Excerpted records ::
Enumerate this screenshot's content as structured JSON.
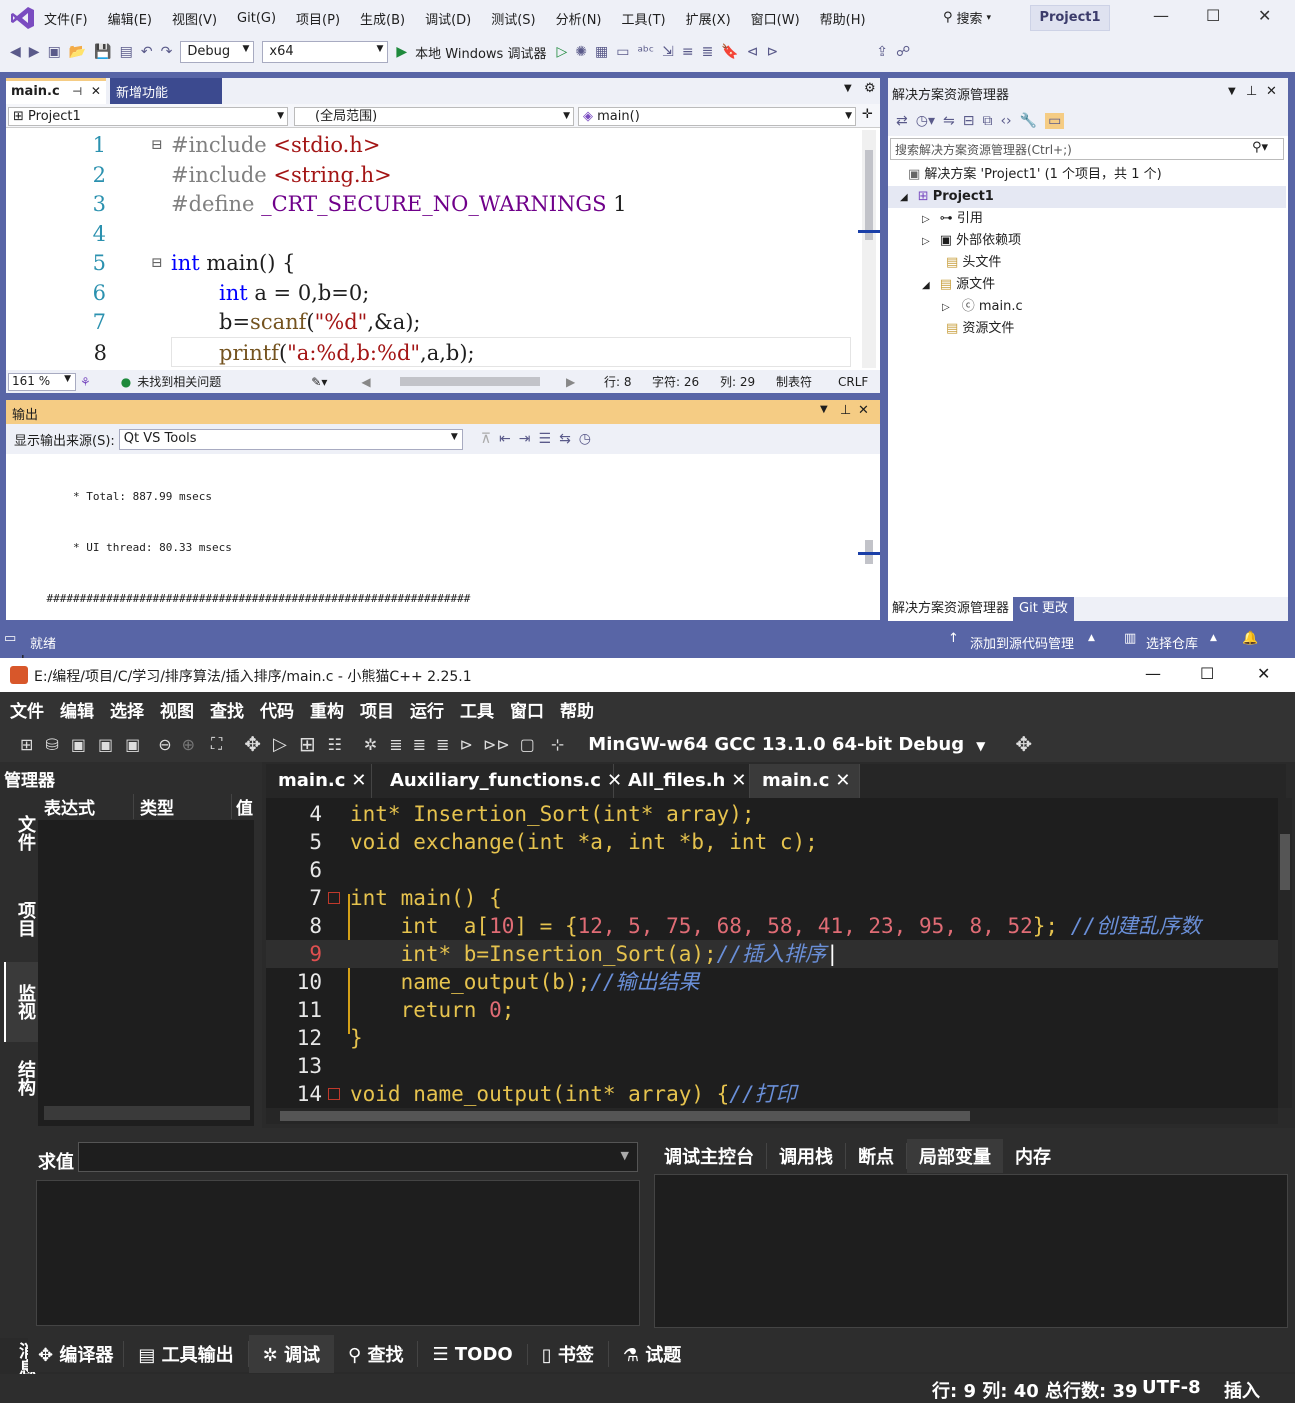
{
  "vs": {
    "menu": [
      "文件(F)",
      "编辑(E)",
      "视图(V)",
      "Git(G)",
      "项目(P)",
      "生成(B)",
      "调试(D)",
      "测试(S)",
      "分析(N)",
      "工具(T)",
      "扩展(X)",
      "窗口(W)",
      "帮助(H)"
    ],
    "search": "搜索",
    "project_badge": "Project1",
    "toolbar": {
      "config": "Debug",
      "platform": "x64",
      "run": "本地 Windows 调试器"
    },
    "editor_tabs": {
      "active": "main.c",
      "other": "新增功能"
    },
    "scope": {
      "project": "Project1",
      "range": "(全局范围)",
      "member": "main()"
    },
    "code_lines": [
      {
        "n": "1",
        "html_key": "l1"
      },
      {
        "n": "2",
        "html_key": "l2"
      }
    ],
    "code": {
      "l1_a": "#include ",
      "l1_b": "<stdio.h>",
      "l2_a": "#include ",
      "l2_b": "<string.h>",
      "l3_a": "#define ",
      "l3_b": "_CRT_SECURE_NO_WARNINGS ",
      "l3_c": "1",
      "l5_a": "int ",
      "l5_b": "main() {",
      "l6_a": "int ",
      "l6_b": "a = 0,b=0;",
      "l7_a": "b=",
      "l7_b": "scanf",
      "l7_c": "(",
      "l7_d": "\"%d\"",
      "l7_e": ",&a);",
      "l8_a": "printf",
      "l8_b": "(",
      "l8_c": "\"a:%d,b:%d\"",
      "l8_d": ",a,b);"
    },
    "line_numbers": [
      "1",
      "2",
      "3",
      "4",
      "5",
      "6",
      "7",
      "8"
    ],
    "edstatus": {
      "zoom": "161 %",
      "issues": "未找到相关问题",
      "row": "行: 8",
      "char": "字符: 26",
      "col": "列: 29",
      "tab": "制表符",
      "eol": "CRLF"
    },
    "output": {
      "title": "输出",
      "source_label": "显示输出来源(S):",
      "source_value": "Qt VS Tools",
      "lines": [
        "        * Total: 887.99 msecs",
        "        * UI thread: 80.33 msecs",
        "    ################################################################"
      ]
    },
    "solution": {
      "title": "解决方案资源管理器",
      "search_placeholder": "搜索解决方案资源管理器(Ctrl+;)",
      "root": "解决方案 'Project1' (1 个项目，共 1 个)",
      "project": "Project1",
      "items": [
        "引用",
        "外部依赖项",
        "头文件",
        "源文件",
        "main.c",
        "资源文件"
      ],
      "tabs": [
        "解决方案资源管理器",
        "Git 更改"
      ]
    },
    "status": {
      "ready": "就绪",
      "add_source": "添加到源代码管理",
      "select_repo": "选择仓库"
    }
  },
  "dev": {
    "title": "E:/编程/项目/C/学习/排序算法/插入排序/main.c - 小熊猫C++ 2.25.1",
    "menu": [
      "文件",
      "编辑",
      "选择",
      "视图",
      "查找",
      "代码",
      "重构",
      "项目",
      "运行",
      "工具",
      "窗口",
      "帮助"
    ],
    "compiler": "MinGW-w64 GCC 13.1.0 64-bit Debug",
    "manager": "管理器",
    "watch_cols": [
      "表达式",
      "类型",
      "值"
    ],
    "side_tabs": [
      "文件",
      "项目",
      "监视",
      "结构"
    ],
    "tabs": [
      "main.c",
      "Auxiliary_functions.c",
      "All_files.h",
      "main.c"
    ],
    "line_numbers": [
      "4",
      "5",
      "6",
      "7",
      "8",
      "9",
      "10",
      "11",
      "12",
      "13",
      "14"
    ],
    "code": {
      "c4": "int* Insertion_Sort(int* array);",
      "c5": "void exchange(int *a, int *b, int c);",
      "c7": "int main() {",
      "c8_a": "    int  a[",
      "c8_b": "10",
      "c8_c": "] = {",
      "c8_d": "12, 5, 75, 68, 58, 41, 23, 95, 8, 52",
      "c8_e": "}; ",
      "c8_f": "//创建乱序数",
      "c9_a": "    int* b=Insertion_Sort(a);",
      "c9_b": "//插入排序",
      "c10_a": "    name_output(b);",
      "c10_b": "//输出结果",
      "c11_a": "    return ",
      "c11_b": "0",
      "c12": "}",
      "c14_a": "void name_output(int* array) {",
      "c14_b": "//打印"
    },
    "eval_label": "求值",
    "debug_tabs": [
      "调试主控台",
      "调用栈",
      "断点",
      "局部变量",
      "内存"
    ],
    "bottom_tabs": [
      "编译器",
      "工具输出",
      "调试",
      "查找",
      "TODO",
      "书签",
      "试题"
    ],
    "msg_label": "消息",
    "status": {
      "pos": "行: 9 列: 40 总行数: 39",
      "encoding": "UTF-8",
      "mode": "插入"
    }
  }
}
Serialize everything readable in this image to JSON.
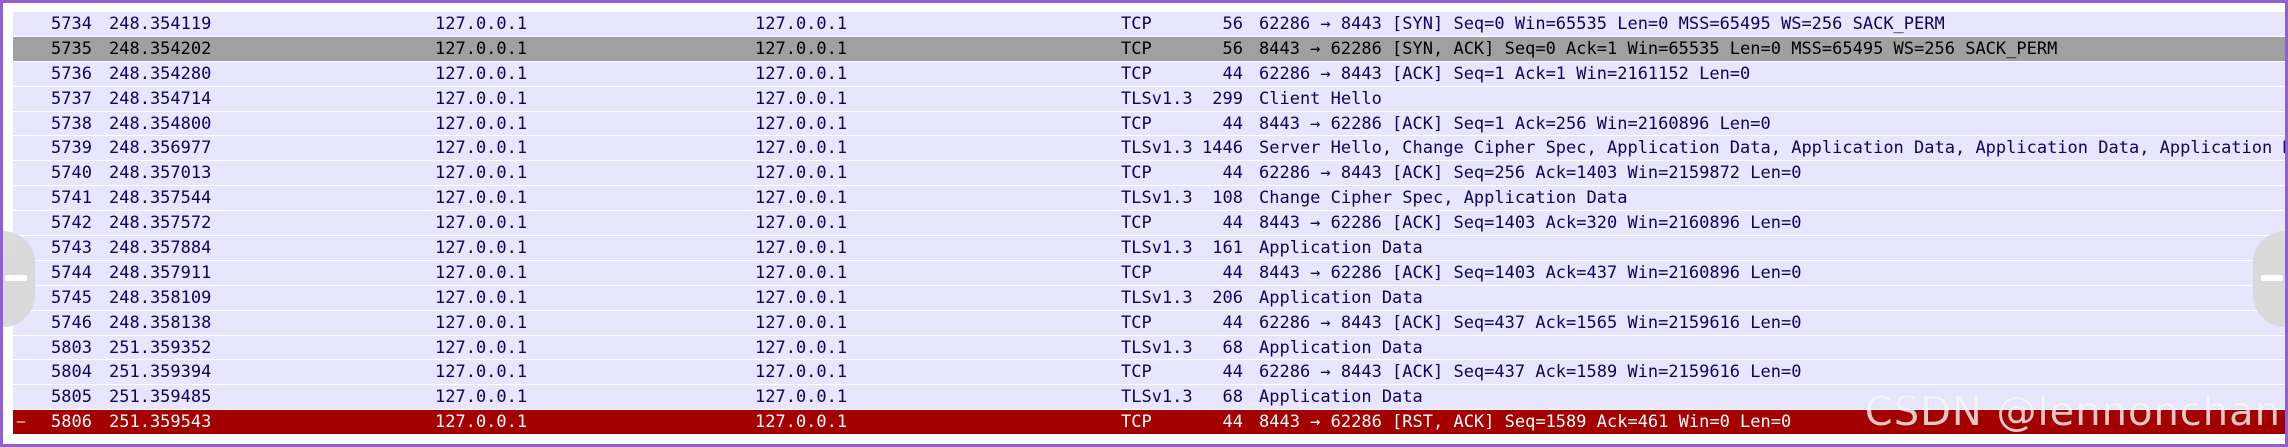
{
  "packets": [
    {
      "no": "5734",
      "time": "248.354119",
      "src": "127.0.0.1",
      "dst": "127.0.0.1",
      "proto": "TCP",
      "len": "56",
      "info": "62286 → 8443 [SYN] Seq=0 Win=65535 Len=0 MSS=65495 WS=256 SACK_PERM",
      "style": "normal"
    },
    {
      "no": "5735",
      "time": "248.354202",
      "src": "127.0.0.1",
      "dst": "127.0.0.1",
      "proto": "TCP",
      "len": "56",
      "info": "8443 → 62286 [SYN, ACK] Seq=0 Ack=1 Win=65535 Len=0 MSS=65495 WS=256 SACK_PERM",
      "style": "sel-gray"
    },
    {
      "no": "5736",
      "time": "248.354280",
      "src": "127.0.0.1",
      "dst": "127.0.0.1",
      "proto": "TCP",
      "len": "44",
      "info": "62286 → 8443 [ACK] Seq=1 Ack=1 Win=2161152 Len=0",
      "style": "normal"
    },
    {
      "no": "5737",
      "time": "248.354714",
      "src": "127.0.0.1",
      "dst": "127.0.0.1",
      "proto": "TLSv1.3",
      "len": "299",
      "info": "Client Hello",
      "style": "normal"
    },
    {
      "no": "5738",
      "time": "248.354800",
      "src": "127.0.0.1",
      "dst": "127.0.0.1",
      "proto": "TCP",
      "len": "44",
      "info": "8443 → 62286 [ACK] Seq=1 Ack=256 Win=2160896 Len=0",
      "style": "normal"
    },
    {
      "no": "5739",
      "time": "248.356977",
      "src": "127.0.0.1",
      "dst": "127.0.0.1",
      "proto": "TLSv1.3",
      "len": "1446",
      "info": "Server Hello, Change Cipher Spec, Application Data, Application Data, Application Data, Application Dat",
      "style": "normal"
    },
    {
      "no": "5740",
      "time": "248.357013",
      "src": "127.0.0.1",
      "dst": "127.0.0.1",
      "proto": "TCP",
      "len": "44",
      "info": "62286 → 8443 [ACK] Seq=256 Ack=1403 Win=2159872 Len=0",
      "style": "normal"
    },
    {
      "no": "5741",
      "time": "248.357544",
      "src": "127.0.0.1",
      "dst": "127.0.0.1",
      "proto": "TLSv1.3",
      "len": "108",
      "info": "Change Cipher Spec, Application Data",
      "style": "normal"
    },
    {
      "no": "5742",
      "time": "248.357572",
      "src": "127.0.0.1",
      "dst": "127.0.0.1",
      "proto": "TCP",
      "len": "44",
      "info": "8443 → 62286 [ACK] Seq=1403 Ack=320 Win=2160896 Len=0",
      "style": "normal"
    },
    {
      "no": "5743",
      "time": "248.357884",
      "src": "127.0.0.1",
      "dst": "127.0.0.1",
      "proto": "TLSv1.3",
      "len": "161",
      "info": "Application Data",
      "style": "normal"
    },
    {
      "no": "5744",
      "time": "248.357911",
      "src": "127.0.0.1",
      "dst": "127.0.0.1",
      "proto": "TCP",
      "len": "44",
      "info": "8443 → 62286 [ACK] Seq=1403 Ack=437 Win=2160896 Len=0",
      "style": "normal"
    },
    {
      "no": "5745",
      "time": "248.358109",
      "src": "127.0.0.1",
      "dst": "127.0.0.1",
      "proto": "TLSv1.3",
      "len": "206",
      "info": "Application Data",
      "style": "normal"
    },
    {
      "no": "5746",
      "time": "248.358138",
      "src": "127.0.0.1",
      "dst": "127.0.0.1",
      "proto": "TCP",
      "len": "44",
      "info": "62286 → 8443 [ACK] Seq=437 Ack=1565 Win=2159616 Len=0",
      "style": "normal"
    },
    {
      "no": "5803",
      "time": "251.359352",
      "src": "127.0.0.1",
      "dst": "127.0.0.1",
      "proto": "TLSv1.3",
      "len": "68",
      "info": "Application Data",
      "style": "normal"
    },
    {
      "no": "5804",
      "time": "251.359394",
      "src": "127.0.0.1",
      "dst": "127.0.0.1",
      "proto": "TCP",
      "len": "44",
      "info": "62286 → 8443 [ACK] Seq=437 Ack=1589 Win=2159616 Len=0",
      "style": "normal"
    },
    {
      "no": "5805",
      "time": "251.359485",
      "src": "127.0.0.1",
      "dst": "127.0.0.1",
      "proto": "TLSv1.3",
      "len": "68",
      "info": "Application Data",
      "style": "normal"
    },
    {
      "no": "5806",
      "time": "251.359543",
      "src": "127.0.0.1",
      "dst": "127.0.0.1",
      "proto": "TCP",
      "len": "44",
      "info": "8443 → 62286 [RST, ACK] Seq=1589 Ack=461 Win=0 Len=0",
      "style": "sel-red"
    }
  ],
  "watermark": "CSDN @lennonchan",
  "colors": {
    "row_bg": "#e7e6ff",
    "row_text": "#12005e",
    "selected_gray": "#a0a0a0",
    "rst_red": "#a40000",
    "frame_border": "#8f5fd6"
  },
  "icons": {
    "left_handle": "scroll-left-icon",
    "right_handle": "scroll-right-icon"
  }
}
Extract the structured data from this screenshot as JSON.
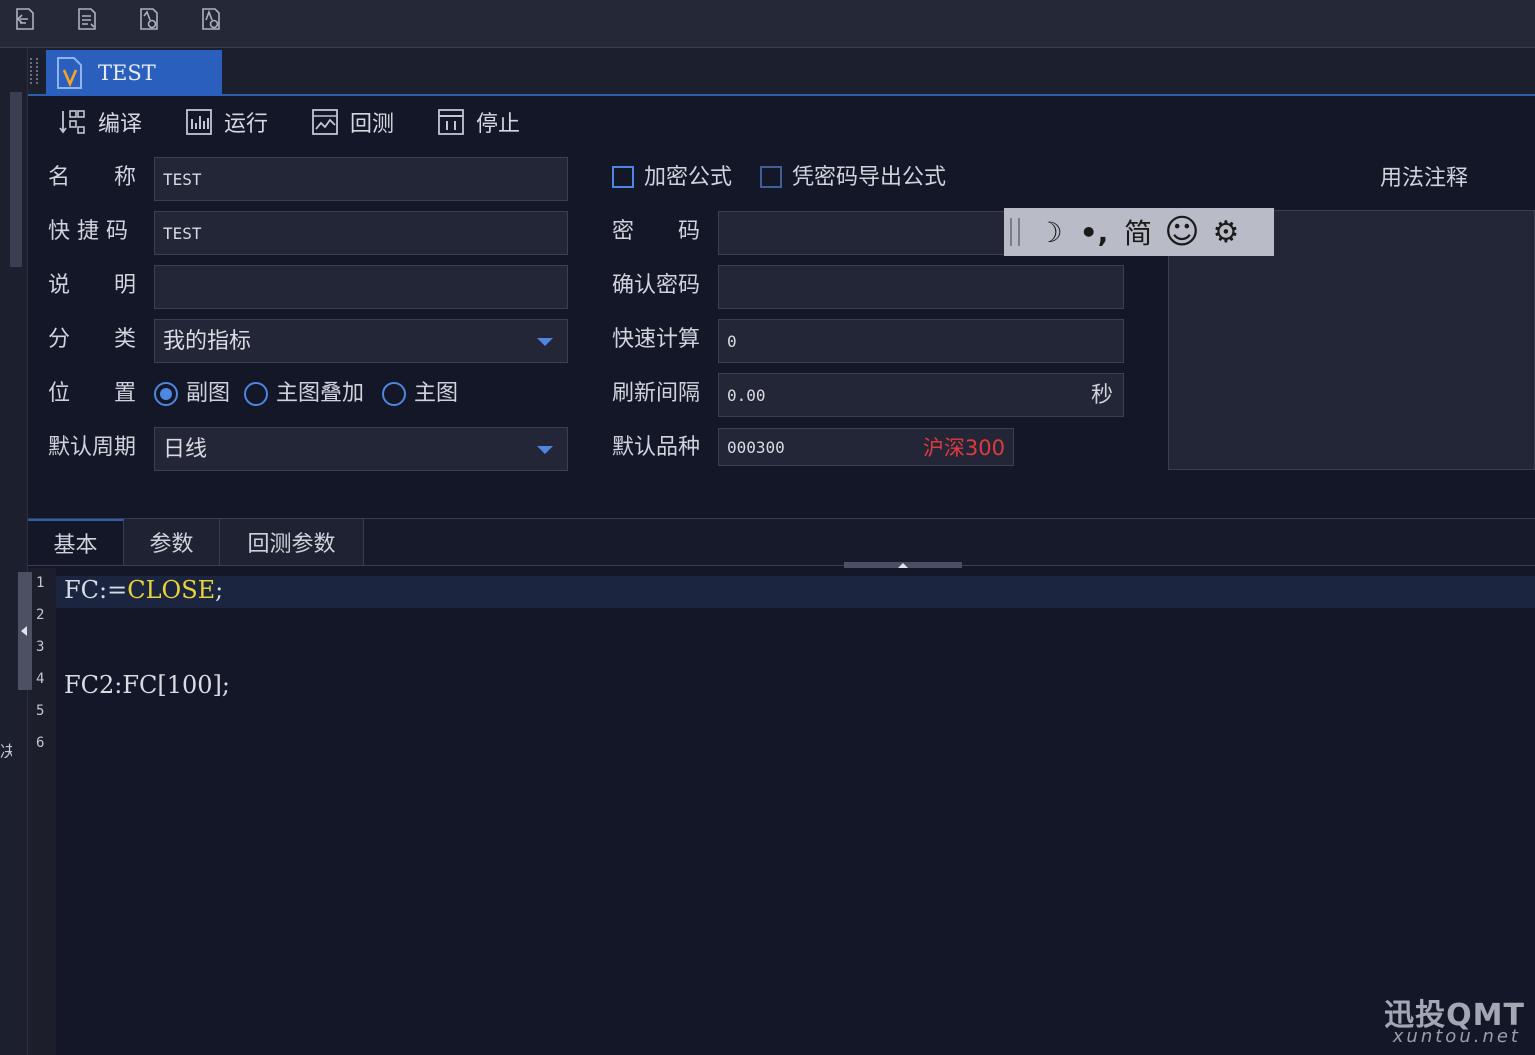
{
  "window": {
    "tab_title": "TEST"
  },
  "toolbar": {
    "compile_label": "编译",
    "run_label": "运行",
    "backtest_label": "回测",
    "stop_label": "停止"
  },
  "form": {
    "name_label": "名　　称",
    "name_value": "TEST",
    "shortcut_label": "快 捷 码",
    "shortcut_value": "TEST",
    "desc_label": "说　　明",
    "desc_value": "",
    "category_label": "分　　类",
    "category_value": "我的指标",
    "position_label": "位　　置",
    "position_options": [
      "副图",
      "主图叠加",
      "主图"
    ],
    "position_selected": "副图",
    "period_label": "默认周期",
    "period_value": "日线",
    "encrypt_label": "加密公式",
    "export_pwd_label": "凭密码导出公式",
    "password_label": "密　　码",
    "password_value": "",
    "confirm_pwd_label": "确认密码",
    "confirm_pwd_value": "",
    "quick_calc_label": "快速计算",
    "quick_calc_value": "0",
    "refresh_label": "刷新间隔",
    "refresh_value": "0.00",
    "refresh_unit": "秒",
    "default_symbol_label": "默认品种",
    "default_symbol_code": "000300",
    "default_symbol_name": "沪深300",
    "usage_label": "用法注释"
  },
  "ime": {
    "moon": "☽",
    "punct": "•,",
    "simplified": "简",
    "emoji": "☺",
    "settings": "⚙"
  },
  "tabs": [
    "基本",
    "参数",
    "回测参数"
  ],
  "editor": {
    "line_numbers": [
      "1",
      "2",
      "3",
      "4",
      "5",
      "6"
    ],
    "line1_prefix": "FC:=",
    "line1_keyword": "CLOSE",
    "line1_suffix": ";",
    "line4": "FC2:FC[100];"
  },
  "left_char": "决",
  "watermark": {
    "main": "迅投QMT",
    "sub": "xuntou.net"
  },
  "colors": {
    "accent": "#2b5fbe",
    "keyword": "#e8d43a",
    "symbol_name": "#e0393e"
  }
}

Your instructions ::
Pick out and copy every line that contains the word "msecs".

Answer in full ::
        "        * Total: 887.99 msecs",
        "        * UI thread: 80.33 msecs",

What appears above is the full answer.